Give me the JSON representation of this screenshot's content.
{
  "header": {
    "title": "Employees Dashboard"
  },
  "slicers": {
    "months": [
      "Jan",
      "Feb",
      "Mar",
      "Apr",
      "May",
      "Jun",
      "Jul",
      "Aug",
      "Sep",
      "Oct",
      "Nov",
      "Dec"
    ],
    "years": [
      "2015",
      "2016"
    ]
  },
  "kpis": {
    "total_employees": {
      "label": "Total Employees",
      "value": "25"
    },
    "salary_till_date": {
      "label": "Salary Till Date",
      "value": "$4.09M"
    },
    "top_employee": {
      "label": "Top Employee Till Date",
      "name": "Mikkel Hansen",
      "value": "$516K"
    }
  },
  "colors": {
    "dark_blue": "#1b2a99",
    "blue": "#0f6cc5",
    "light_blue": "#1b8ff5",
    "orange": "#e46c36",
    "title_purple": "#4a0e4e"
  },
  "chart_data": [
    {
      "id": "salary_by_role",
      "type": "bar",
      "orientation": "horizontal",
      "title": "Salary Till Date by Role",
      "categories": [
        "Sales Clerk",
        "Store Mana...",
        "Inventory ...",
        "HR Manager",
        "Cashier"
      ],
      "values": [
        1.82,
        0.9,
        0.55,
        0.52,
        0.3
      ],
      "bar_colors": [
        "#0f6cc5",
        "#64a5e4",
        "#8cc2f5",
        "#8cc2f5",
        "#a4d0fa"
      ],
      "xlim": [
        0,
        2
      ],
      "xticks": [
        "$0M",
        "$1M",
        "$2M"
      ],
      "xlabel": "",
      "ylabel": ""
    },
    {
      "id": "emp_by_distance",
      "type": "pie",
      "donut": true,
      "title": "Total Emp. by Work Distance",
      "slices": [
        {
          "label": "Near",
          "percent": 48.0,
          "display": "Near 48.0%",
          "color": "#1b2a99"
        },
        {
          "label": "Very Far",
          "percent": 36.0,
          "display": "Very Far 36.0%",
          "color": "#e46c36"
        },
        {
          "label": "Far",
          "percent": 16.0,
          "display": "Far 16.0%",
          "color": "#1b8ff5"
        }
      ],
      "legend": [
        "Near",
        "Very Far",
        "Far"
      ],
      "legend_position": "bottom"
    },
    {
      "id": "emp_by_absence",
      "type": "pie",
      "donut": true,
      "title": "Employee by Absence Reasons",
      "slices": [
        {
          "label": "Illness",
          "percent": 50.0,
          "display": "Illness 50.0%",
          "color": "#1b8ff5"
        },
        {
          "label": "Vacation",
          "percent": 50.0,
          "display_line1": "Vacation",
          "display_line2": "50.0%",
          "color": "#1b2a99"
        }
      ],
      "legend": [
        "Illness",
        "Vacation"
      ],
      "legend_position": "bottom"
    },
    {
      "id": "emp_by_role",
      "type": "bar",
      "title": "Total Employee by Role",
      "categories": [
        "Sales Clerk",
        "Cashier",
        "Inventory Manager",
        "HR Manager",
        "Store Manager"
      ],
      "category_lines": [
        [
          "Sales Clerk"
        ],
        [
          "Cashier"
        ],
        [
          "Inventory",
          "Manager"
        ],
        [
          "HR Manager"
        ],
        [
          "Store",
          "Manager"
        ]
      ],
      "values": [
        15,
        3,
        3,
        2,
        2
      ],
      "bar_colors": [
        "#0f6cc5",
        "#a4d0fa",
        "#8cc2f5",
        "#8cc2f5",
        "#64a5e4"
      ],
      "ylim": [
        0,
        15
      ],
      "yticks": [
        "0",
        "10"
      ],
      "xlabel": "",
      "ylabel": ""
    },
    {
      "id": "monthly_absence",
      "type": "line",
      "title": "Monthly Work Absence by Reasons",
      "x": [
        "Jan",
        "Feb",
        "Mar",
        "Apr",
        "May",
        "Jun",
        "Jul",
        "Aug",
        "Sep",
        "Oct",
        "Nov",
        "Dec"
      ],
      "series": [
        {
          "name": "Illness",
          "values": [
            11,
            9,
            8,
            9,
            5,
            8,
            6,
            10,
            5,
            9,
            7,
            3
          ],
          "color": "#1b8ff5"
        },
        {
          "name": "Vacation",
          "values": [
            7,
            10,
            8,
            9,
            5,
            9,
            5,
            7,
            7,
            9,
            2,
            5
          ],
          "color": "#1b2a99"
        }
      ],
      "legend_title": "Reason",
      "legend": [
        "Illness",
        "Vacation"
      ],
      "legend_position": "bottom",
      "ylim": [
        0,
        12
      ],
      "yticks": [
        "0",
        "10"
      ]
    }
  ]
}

▶ [The problem]
What do the records say? Quote them all exactly.

▶ [Response to this task]
Give me the JSON representation of this screenshot's content.
{
  "header": {
    "title": "Employees Dashboard"
  },
  "slicers": {
    "months": [
      "Jan",
      "Feb",
      "Mar",
      "Apr",
      "May",
      "Jun",
      "Jul",
      "Aug",
      "Sep",
      "Oct",
      "Nov",
      "Dec"
    ],
    "years": [
      "2015",
      "2016"
    ]
  },
  "kpis": {
    "total_employees": {
      "label": "Total Employees",
      "value": "25"
    },
    "salary_till_date": {
      "label": "Salary Till Date",
      "value": "$4.09M"
    },
    "top_employee": {
      "label": "Top Employee Till Date",
      "name": "Mikkel Hansen",
      "value": "$516K"
    }
  },
  "colors": {
    "dark_blue": "#1b2a99",
    "blue": "#0f6cc5",
    "light_blue": "#1b8ff5",
    "orange": "#e46c36",
    "title_purple": "#4a0e4e"
  },
  "chart_data": [
    {
      "id": "salary_by_role",
      "type": "bar",
      "orientation": "horizontal",
      "title": "Salary Till Date by Role",
      "categories": [
        "Sales Clerk",
        "Store Mana...",
        "Inventory ...",
        "HR Manager",
        "Cashier"
      ],
      "values": [
        1.82,
        0.9,
        0.55,
        0.52,
        0.3
      ],
      "bar_colors": [
        "#0f6cc5",
        "#64a5e4",
        "#8cc2f5",
        "#8cc2f5",
        "#a4d0fa"
      ],
      "xlim": [
        0,
        2
      ],
      "xticks": [
        "$0M",
        "$1M",
        "$2M"
      ],
      "xlabel": "",
      "ylabel": ""
    },
    {
      "id": "emp_by_distance",
      "type": "pie",
      "donut": true,
      "title": "Total Emp. by Work Distance",
      "slices": [
        {
          "label": "Near",
          "percent": 48.0,
          "display": "Near 48.0%",
          "color": "#1b2a99"
        },
        {
          "label": "Very Far",
          "percent": 36.0,
          "display": "Very Far 36.0%",
          "color": "#e46c36"
        },
        {
          "label": "Far",
          "percent": 16.0,
          "display": "Far 16.0%",
          "color": "#1b8ff5"
        }
      ],
      "legend": [
        "Near",
        "Very Far",
        "Far"
      ],
      "legend_position": "bottom"
    },
    {
      "id": "emp_by_absence",
      "type": "pie",
      "donut": true,
      "title": "Employee by Absence Reasons",
      "slices": [
        {
          "label": "Illness",
          "percent": 50.0,
          "display": "Illness 50.0%",
          "color": "#1b8ff5"
        },
        {
          "label": "Vacation",
          "percent": 50.0,
          "display_line1": "Vacation",
          "display_line2": "50.0%",
          "color": "#1b2a99"
        }
      ],
      "legend": [
        "Illness",
        "Vacation"
      ],
      "legend_position": "bottom"
    },
    {
      "id": "emp_by_role",
      "type": "bar",
      "title": "Total Employee by Role",
      "categories": [
        "Sales Clerk",
        "Cashier",
        "Inventory Manager",
        "HR Manager",
        "Store Manager"
      ],
      "category_lines": [
        [
          "Sales Clerk"
        ],
        [
          "Cashier"
        ],
        [
          "Inventory",
          "Manager"
        ],
        [
          "HR Manager"
        ],
        [
          "Store",
          "Manager"
        ]
      ],
      "values": [
        15,
        3,
        3,
        2,
        2
      ],
      "bar_colors": [
        "#0f6cc5",
        "#a4d0fa",
        "#8cc2f5",
        "#8cc2f5",
        "#64a5e4"
      ],
      "ylim": [
        0,
        15
      ],
      "yticks": [
        "0",
        "10"
      ],
      "xlabel": "",
      "ylabel": ""
    },
    {
      "id": "monthly_absence",
      "type": "line",
      "title": "Monthly Work Absence by Reasons",
      "x": [
        "Jan",
        "Feb",
        "Mar",
        "Apr",
        "May",
        "Jun",
        "Jul",
        "Aug",
        "Sep",
        "Oct",
        "Nov",
        "Dec"
      ],
      "series": [
        {
          "name": "Illness",
          "values": [
            11,
            9,
            8,
            9,
            5,
            8,
            6,
            10,
            5,
            9,
            7,
            3
          ],
          "color": "#1b8ff5"
        },
        {
          "name": "Vacation",
          "values": [
            7,
            10,
            8,
            9,
            5,
            9,
            5,
            7,
            7,
            9,
            2,
            5
          ],
          "color": "#1b2a99"
        }
      ],
      "legend_title": "Reason",
      "legend": [
        "Illness",
        "Vacation"
      ],
      "legend_position": "bottom",
      "ylim": [
        0,
        12
      ],
      "yticks": [
        "0",
        "10"
      ]
    }
  ]
}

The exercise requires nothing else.